======== Article ========
= Mu (land) =

Chinese unit of area

The mu (畝 (亩, mǔ)) in Mandarin, mau or mou in Cantonese, or bo in Taiwanese Hokkien, also called Chinese acre, is a traditional Chinese unit of measurement for land area. One mu equals 666.67 square meters in mainland China, 761.4 square meters in Hong Kong and Macau, and 99.17 square meters in Taiwan and Japan. Mu is the only Chinese area unit legally retained by the People's Republic of China.

== Origin ==
The mu was defined in terms of the bu, or more precisely the square bu. Deng Zhan of the Three Kingdoms era wrote that "in the old times 100 bu makes a mu, but now 240 bu makes a mu. Han dynasty fields use Qin dynasty units." Combined with known values of the Han dynasty chi and bu, the "new" mu of the Han Dynasty is therefore 240 bu^{2} = 240 (6 chi/bu × 0.231 m/chi)^{2}= 461 m^{2}.

==Mainland==
On 7 January 1915, the Beiyang government promulgated a measurement law to use not only the metric system as the standard but also a set of Chinese measurement units based directly on the Qing dynasty definitions (營造尺庫平制).

Chinese area units promulgated in 1915
| Pinyin | Character | Relative value | Metric value | Imperial value | Notes |
|---|---|---|---|---|---|
| háo | 毫 | 1⁄1000 | 0.6144 m^{2} | 0.7348 sq yd |  |
| lí | 釐 (T) or 厘 (S) | 1⁄100 | 6.144 m^{2} | 7.348 sq yd |  |
| fēn | 分 | 1⁄10 | 61.44 m^{2} | 73.48 sq yd |  |
| mǔ | 畝 (T) or 亩 (S) | 1 | 614.4 m^{2} | 734.82 sq yd | Chinese acre, or 60 square zhang |
| qǐng | 頃 (T) or 顷 (S) | 100 | 6.144 ha | 15.18 acre | Chinese hide |

where mu is the basic unit of area measurement.

On 16 February 1929, the Nationalist government promulgated The Weights and Measures Act to adopt the metric system as the official standard and to limit the newer Chinese units of measurement to private sales and trade in Article 11, effective on 1 January 1930. These newer "market" units are based on rounded metric numbers.
======== Dataset rows ========
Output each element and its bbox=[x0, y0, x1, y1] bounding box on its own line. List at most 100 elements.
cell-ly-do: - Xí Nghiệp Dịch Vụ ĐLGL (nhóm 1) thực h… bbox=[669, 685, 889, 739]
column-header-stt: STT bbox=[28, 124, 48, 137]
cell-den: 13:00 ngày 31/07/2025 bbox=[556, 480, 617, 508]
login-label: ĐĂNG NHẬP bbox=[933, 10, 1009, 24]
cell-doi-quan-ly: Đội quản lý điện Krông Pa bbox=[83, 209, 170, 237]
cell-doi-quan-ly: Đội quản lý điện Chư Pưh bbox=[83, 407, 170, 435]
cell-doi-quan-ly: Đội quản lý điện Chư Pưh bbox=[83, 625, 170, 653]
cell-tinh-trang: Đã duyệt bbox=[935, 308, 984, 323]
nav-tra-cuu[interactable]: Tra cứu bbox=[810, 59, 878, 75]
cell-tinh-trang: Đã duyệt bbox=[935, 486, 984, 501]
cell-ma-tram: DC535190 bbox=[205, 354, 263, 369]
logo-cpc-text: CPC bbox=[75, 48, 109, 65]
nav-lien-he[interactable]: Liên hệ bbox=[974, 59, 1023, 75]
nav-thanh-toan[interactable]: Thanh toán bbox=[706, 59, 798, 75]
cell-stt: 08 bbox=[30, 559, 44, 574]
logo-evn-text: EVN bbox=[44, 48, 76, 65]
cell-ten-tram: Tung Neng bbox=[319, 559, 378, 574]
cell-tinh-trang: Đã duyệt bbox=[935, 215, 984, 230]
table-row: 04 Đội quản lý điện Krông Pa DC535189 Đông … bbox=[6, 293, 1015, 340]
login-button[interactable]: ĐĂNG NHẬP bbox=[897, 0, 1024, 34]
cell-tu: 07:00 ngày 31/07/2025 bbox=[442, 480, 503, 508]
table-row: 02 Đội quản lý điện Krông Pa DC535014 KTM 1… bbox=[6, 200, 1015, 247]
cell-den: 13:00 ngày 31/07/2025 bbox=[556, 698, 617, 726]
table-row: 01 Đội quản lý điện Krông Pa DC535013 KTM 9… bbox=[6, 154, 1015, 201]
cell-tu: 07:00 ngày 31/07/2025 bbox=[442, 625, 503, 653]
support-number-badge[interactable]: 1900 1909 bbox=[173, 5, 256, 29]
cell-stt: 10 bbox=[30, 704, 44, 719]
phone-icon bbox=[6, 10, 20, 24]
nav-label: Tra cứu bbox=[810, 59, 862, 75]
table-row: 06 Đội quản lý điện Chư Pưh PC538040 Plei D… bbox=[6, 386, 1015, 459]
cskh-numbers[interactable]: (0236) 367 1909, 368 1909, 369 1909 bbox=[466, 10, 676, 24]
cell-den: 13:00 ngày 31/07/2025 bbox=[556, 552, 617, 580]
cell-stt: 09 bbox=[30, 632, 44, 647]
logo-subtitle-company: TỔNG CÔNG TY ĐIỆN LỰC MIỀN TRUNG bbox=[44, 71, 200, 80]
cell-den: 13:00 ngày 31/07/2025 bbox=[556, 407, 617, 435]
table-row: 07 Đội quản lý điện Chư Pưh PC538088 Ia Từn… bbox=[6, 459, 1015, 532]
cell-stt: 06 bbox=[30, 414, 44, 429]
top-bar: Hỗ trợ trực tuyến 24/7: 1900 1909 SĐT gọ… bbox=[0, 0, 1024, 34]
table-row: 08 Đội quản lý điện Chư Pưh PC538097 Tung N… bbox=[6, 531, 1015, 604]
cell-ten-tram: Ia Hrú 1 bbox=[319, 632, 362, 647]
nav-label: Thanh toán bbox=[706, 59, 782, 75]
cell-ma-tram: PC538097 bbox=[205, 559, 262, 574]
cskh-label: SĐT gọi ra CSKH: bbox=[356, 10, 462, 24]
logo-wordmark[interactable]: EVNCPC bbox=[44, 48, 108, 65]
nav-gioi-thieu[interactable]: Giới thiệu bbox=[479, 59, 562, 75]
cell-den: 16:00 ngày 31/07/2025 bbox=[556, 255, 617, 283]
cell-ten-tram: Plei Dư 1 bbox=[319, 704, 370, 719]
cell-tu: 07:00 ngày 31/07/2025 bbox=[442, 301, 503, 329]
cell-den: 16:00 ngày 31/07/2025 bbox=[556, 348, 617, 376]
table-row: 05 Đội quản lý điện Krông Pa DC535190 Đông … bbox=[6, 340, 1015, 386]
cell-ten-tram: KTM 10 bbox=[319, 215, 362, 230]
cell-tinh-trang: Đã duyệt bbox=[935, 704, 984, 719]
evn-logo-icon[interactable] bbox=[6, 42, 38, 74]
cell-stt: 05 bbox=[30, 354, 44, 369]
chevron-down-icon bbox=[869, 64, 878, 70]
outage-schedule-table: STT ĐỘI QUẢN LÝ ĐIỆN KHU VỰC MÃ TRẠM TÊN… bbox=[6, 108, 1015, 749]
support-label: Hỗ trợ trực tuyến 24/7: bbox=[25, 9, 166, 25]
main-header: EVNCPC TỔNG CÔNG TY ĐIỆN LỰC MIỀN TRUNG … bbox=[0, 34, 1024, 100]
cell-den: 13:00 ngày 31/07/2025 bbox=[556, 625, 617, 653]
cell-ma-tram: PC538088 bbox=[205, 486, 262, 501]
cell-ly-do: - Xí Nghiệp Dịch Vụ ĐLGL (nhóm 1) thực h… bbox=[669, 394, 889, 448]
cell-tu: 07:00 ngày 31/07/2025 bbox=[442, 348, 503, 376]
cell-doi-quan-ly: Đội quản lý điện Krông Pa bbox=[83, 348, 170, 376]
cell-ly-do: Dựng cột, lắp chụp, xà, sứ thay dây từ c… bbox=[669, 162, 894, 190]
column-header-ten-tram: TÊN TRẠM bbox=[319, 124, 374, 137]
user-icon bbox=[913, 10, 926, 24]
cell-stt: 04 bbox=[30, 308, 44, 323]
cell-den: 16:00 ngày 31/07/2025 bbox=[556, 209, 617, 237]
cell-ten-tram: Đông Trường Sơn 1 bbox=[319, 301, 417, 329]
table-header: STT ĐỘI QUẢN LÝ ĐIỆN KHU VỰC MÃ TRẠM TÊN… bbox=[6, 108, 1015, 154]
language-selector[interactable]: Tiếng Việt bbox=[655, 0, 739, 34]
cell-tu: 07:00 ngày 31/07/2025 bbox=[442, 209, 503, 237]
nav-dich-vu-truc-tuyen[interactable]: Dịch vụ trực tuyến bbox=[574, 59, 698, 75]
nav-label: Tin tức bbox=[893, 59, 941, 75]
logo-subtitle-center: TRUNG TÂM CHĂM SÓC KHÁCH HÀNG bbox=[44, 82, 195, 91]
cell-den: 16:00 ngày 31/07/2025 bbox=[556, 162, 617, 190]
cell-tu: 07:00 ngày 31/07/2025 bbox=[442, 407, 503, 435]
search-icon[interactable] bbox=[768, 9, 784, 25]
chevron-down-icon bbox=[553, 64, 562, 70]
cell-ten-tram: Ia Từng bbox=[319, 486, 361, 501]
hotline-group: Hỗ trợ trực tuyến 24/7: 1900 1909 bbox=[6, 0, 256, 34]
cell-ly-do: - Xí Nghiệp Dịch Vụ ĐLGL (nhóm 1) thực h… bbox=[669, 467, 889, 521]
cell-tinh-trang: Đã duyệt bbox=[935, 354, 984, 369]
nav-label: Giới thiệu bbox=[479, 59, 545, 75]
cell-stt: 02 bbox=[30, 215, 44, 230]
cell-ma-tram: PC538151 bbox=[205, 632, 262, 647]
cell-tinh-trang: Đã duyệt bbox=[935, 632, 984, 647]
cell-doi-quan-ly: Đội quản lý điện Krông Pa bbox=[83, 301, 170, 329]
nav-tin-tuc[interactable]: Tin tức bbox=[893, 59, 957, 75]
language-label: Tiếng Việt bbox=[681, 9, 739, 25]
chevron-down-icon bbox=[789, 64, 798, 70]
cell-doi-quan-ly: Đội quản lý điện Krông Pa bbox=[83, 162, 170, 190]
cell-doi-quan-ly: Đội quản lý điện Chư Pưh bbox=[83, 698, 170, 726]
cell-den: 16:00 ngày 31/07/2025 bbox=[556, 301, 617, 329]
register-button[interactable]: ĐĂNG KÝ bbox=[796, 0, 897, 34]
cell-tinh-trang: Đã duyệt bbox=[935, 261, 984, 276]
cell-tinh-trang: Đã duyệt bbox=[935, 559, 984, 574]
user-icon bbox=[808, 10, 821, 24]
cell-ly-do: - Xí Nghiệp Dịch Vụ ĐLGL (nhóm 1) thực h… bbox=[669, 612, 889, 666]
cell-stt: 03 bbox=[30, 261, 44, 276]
========
Could you retype the passage of the mu article between "The mu (畝 (亩, mǔ))" and "Republic of China.", inclusive, word for word?

The mu (畝 (亩, mǔ)) in Mandarin, mau or mou in Cantonese, or bo in Taiwanese Hokkien, also called Chinese acre, is a traditional Chinese unit of measurement for land area. One mu equals 666.67 square meters in mainland China, 761.4 square meters in Hong Kong and Macau, and 99.17 square meters in Taiwan and Japan. Mu is the only Chinese area unit legally retained by the People's Republic of China.